• [Challenge]:
Return the listing below verbatim. Pictures do not belong in the copy.

[BEGIN Dataset records]

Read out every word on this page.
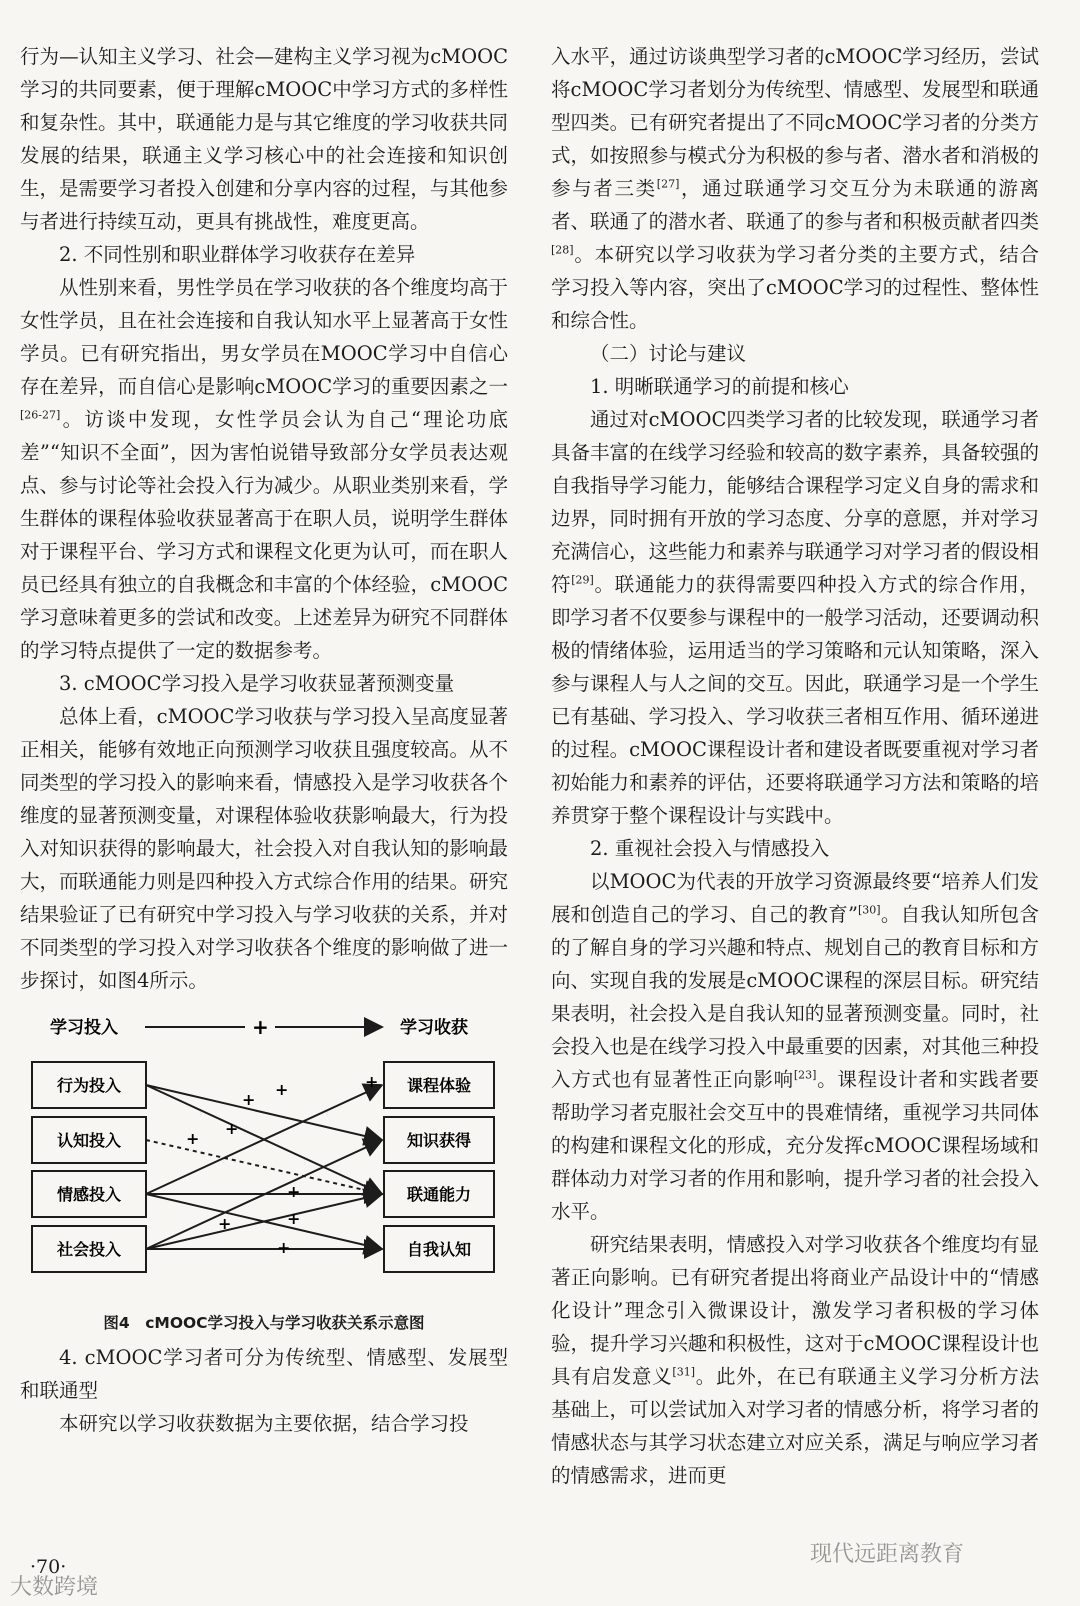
行为—认知主义学习、社会—建构主义学习视为cMOOC学习的共同要素，便于理解cMOOC中学习方式的多样性和复杂性。其中，联通能力是与其它维度的学习收获共同发展的结果，联通主义学习核心中的社会连接和知识创生，是需要学习者投入创建和分享内容的过程，与其他参与者进行持续互动，更具有挑战性，难度更高。

2. 不同性别和职业群体学习收获存在差异

从性别来看，男性学员在学习收获的各个维度均高于女性学员，且在社会连接和自我认知水平上显著高于女性学员。已有研究指出，男女学员在MOOC学习中自信心存在差异，而自信心是影响cMOOC学习的重要因素之一[26-27]。访谈中发现，女性学员会认为自己“理论功底差”“知识不全面”，因为害怕说错导致部分女学员表达观点、参与讨论等社会投入行为减少。从职业类别来看，学生群体的课程体验收获显著高于在职人员，说明学生群体对于课程平台、学习方式和课程文化更为认可，而在职人员已经具有独立的自我概念和丰富的个体经验，cMOOC学习意味着更多的尝试和改变。上述差异为研究不同群体的学习特点提供了一定的数据参考。

3. cMOOC学习投入是学习收获显著预测变量

总体上看，cMOOC学习收获与学习投入呈高度显著正相关，能够有效地正向预测学习收获且强度较高。从不同类型的学习投入的影响来看，情感投入是学习收获各个维度的显著预测变量，对课程体验收获影响最大，行为投入对知识获得的影响最大，社会投入对自我认知的影响最大，而联通能力则是四种投入方式综合作用的结果。研究结果验证了已有研究中学习投入与学习收获的关系，并对不同类型的学习投入对学习收获各个维度的影响做了进一步探讨，如图4所示。

学习投入	+	学习收获
行为投入
认知投入
情感投入
社会投入
课程体验
知识获得
联通能力
自我认知
+
+	+
+
+
+
+
+
+
图4　cMOOC学习投入与学习收获关系示意图
4. cMOOC学习者可分为传统型、情感型、发展型和联通型

本研究以学习收获数据为主要依据，结合学习投

入水平，通过访谈典型学习者的cMOOC学习经历，尝试将cMOOC学习者划分为传统型、情感型、发展型和联通型四类。已有研究者提出了不同cMOOC学习者的分类方式，如按照参与模式分为积极的参与者、潜水者和消极的参与者三类[27]，通过联通学习交互分为未联通的游离者、联通了的潜水者、联通了的参与者和积极贡献者四类[28]。本研究以学习收获为学习者分类的主要方式，结合学习投入等内容，突出了cMOOC学习的过程性、整体性和综合性。

（二）讨论与建议
1. 明晰联通学习的前提和核心

通过对cMOOC四类学习者的比较发现，联通学习者具备丰富的在线学习经验和较高的数字素养，具备较强的自我指导学习能力，能够结合课程学习定义自身的需求和边界，同时拥有开放的学习态度、分享的意愿，并对学习充满信心，这些能力和素养与联通学习对学习者的假设相符[29]。联通能力的获得需要四种投入方式的综合作用，即学习者不仅要参与课程中的一般学习活动，还要调动积极的情绪体验，运用适当的学习策略和元认知策略，深入参与课程人与人之间的交互。因此，联通学习是一个学生已有基础、学习投入、学习收获三者相互作用、循环递进的过程。cMOOC课程设计者和建设者既要重视对学习者初始能力和素养的评估，还要将联通学习方法和策略的培养贯穿于整个课程设计与实践中。

2. 重视社会投入与情感投入

以MOOC为代表的开放学习资源最终要“培养人们发展和创造自己的学习、自己的教育”[30]。自我认知所包含的了解自身的学习兴趣和特点、规划自己的教育目标和方向、实现自我的发展是cMOOC课程的深层目标。研究结果表明，社会投入是自我认知的显著预测变量。同时，社会投入也是在线学习投入中最重要的因素，对其他三种投入方式也有显著性正向影响[23]。课程设计者和实践者要帮助学习者克服社会交互中的畏难情绪，重视学习共同体的构建和课程文化的形成，充分发挥cMOOC课程场域和群体动力对学习者的作用和影响，提升学习者的社会投入水平。

研究结果表明，情感投入对学习收获各个维度均有显著正向影响。已有研究者提出将商业产品设计中的“情感化设计”理念引入微课设计，激发学习者积极的学习体验，提升学习兴趣和积极性，这对于cMOOC课程设计也具有启发意义[31]。此外，在已有联通主义学习分析方法基础上，可以尝试加入对学习者的情感分析，将学习者的情感状态与其学习状态建立对应关系，满足与响应学习者的情感需求，进而更

·70·
大数跨境
现代远距离教育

[END Dataset records]

• [Answer in full]:
Read out every word on this page.
行为—认知主义学习、社会—建构主义学习视为cMOOC学习的共同要素，便于理解cMOOC中学习方式的多样性和复杂性。其中，联通能力是与其它维度的学习收获共同发展的结果，联通主义学习核心中的社会连接和知识创生，是需要学习者投入创建和分享内容的过程，与其他参与者进行持续互动，更具有挑战性，难度更高。

2. 不同性别和职业群体学习收获存在差异

从性别来看，男性学员在学习收获的各个维度均高于女性学员，且在社会连接和自我认知水平上显著高于女性学员。已有研究指出，男女学员在MOOC学习中自信心存在差异，而自信心是影响cMOOC学习的重要因素之一[26-27]。访谈中发现，女性学员会认为自己“理论功底差”“知识不全面”，因为害怕说错导致部分女学员表达观点、参与讨论等社会投入行为减少。从职业类别来看，学生群体的课程体验收获显著高于在职人员，说明学生群体对于课程平台、学习方式和课程文化更为认可，而在职人员已经具有独立的自我概念和丰富的个体经验，cMOOC学习意味着更多的尝试和改变。上述差异为研究不同群体的学习特点提供了一定的数据参考。

3. cMOOC学习投入是学习收获显著预测变量

总体上看，cMOOC学习收获与学习投入呈高度显著正相关，能够有效地正向预测学习收获且强度较高。从不同类型的学习投入的影响来看，情感投入是学习收获各个维度的显著预测变量，对课程体验收获影响最大，行为投入对知识获得的影响最大，社会投入对自我认知的影响最大，而联通能力则是四种投入方式综合作用的结果。研究结果验证了已有研究中学习投入与学习收获的关系，并对不同类型的学习投入对学习收获各个维度的影响做了进一步探讨，如图4所示。

学习投入	+	学习收获
行为投入
认知投入
情感投入
社会投入
课程体验
知识获得
联通能力
自我认知
+
+	+
+
+
+
+
+
+
图4　cMOOC学习投入与学习收获关系示意图
4. cMOOC学习者可分为传统型、情感型、发展型和联通型

本研究以学习收获数据为主要依据，结合学习投

入水平，通过访谈典型学习者的cMOOC学习经历，尝试将cMOOC学习者划分为传统型、情感型、发展型和联通型四类。已有研究者提出了不同cMOOC学习者的分类方式，如按照参与模式分为积极的参与者、潜水者和消极的参与者三类[27]，通过联通学习交互分为未联通的游离者、联通了的潜水者、联通了的参与者和积极贡献者四类[28]。本研究以学习收获为学习者分类的主要方式，结合学习投入等内容，突出了cMOOC学习的过程性、整体性和综合性。

（二）讨论与建议
1. 明晰联通学习的前提和核心

通过对cMOOC四类学习者的比较发现，联通学习者具备丰富的在线学习经验和较高的数字素养，具备较强的自我指导学习能力，能够结合课程学习定义自身的需求和边界，同时拥有开放的学习态度、分享的意愿，并对学习充满信心，这些能力和素养与联通学习对学习者的假设相符[29]。联通能力的获得需要四种投入方式的综合作用，即学习者不仅要参与课程中的一般学习活动，还要调动积极的情绪体验，运用适当的学习策略和元认知策略，深入参与课程人与人之间的交互。因此，联通学习是一个学生已有基础、学习投入、学习收获三者相互作用、循环递进的过程。cMOOC课程设计者和建设者既要重视对学习者初始能力和素养的评估，还要将联通学习方法和策略的培养贯穿于整个课程设计与实践中。

2. 重视社会投入与情感投入

以MOOC为代表的开放学习资源最终要“培养人们发展和创造自己的学习、自己的教育”[30]。自我认知所包含的了解自身的学习兴趣和特点、规划自己的教育目标和方向、实现自我的发展是cMOOC课程的深层目标。研究结果表明，社会投入是自我认知的显著预测变量。同时，社会投入也是在线学习投入中最重要的因素，对其他三种投入方式也有显著性正向影响[23]。课程设计者和实践者要帮助学习者克服社会交互中的畏难情绪，重视学习共同体的构建和课程文化的形成，充分发挥cMOOC课程场域和群体动力对学习者的作用和影响，提升学习者的社会投入水平。

研究结果表明，情感投入对学习收获各个维度均有显著正向影响。已有研究者提出将商业产品设计中的“情感化设计”理念引入微课设计，激发学习者积极的学习体验，提升学习兴趣和积极性，这对于cMOOC课程设计也具有启发意义[31]。此外，在已有联通主义学习分析方法基础上，可以尝试加入对学习者的情感分析，将学习者的情感状态与其学习状态建立对应关系，满足与响应学习者的情感需求，进而更

·70·
大数跨境
现代远距离教育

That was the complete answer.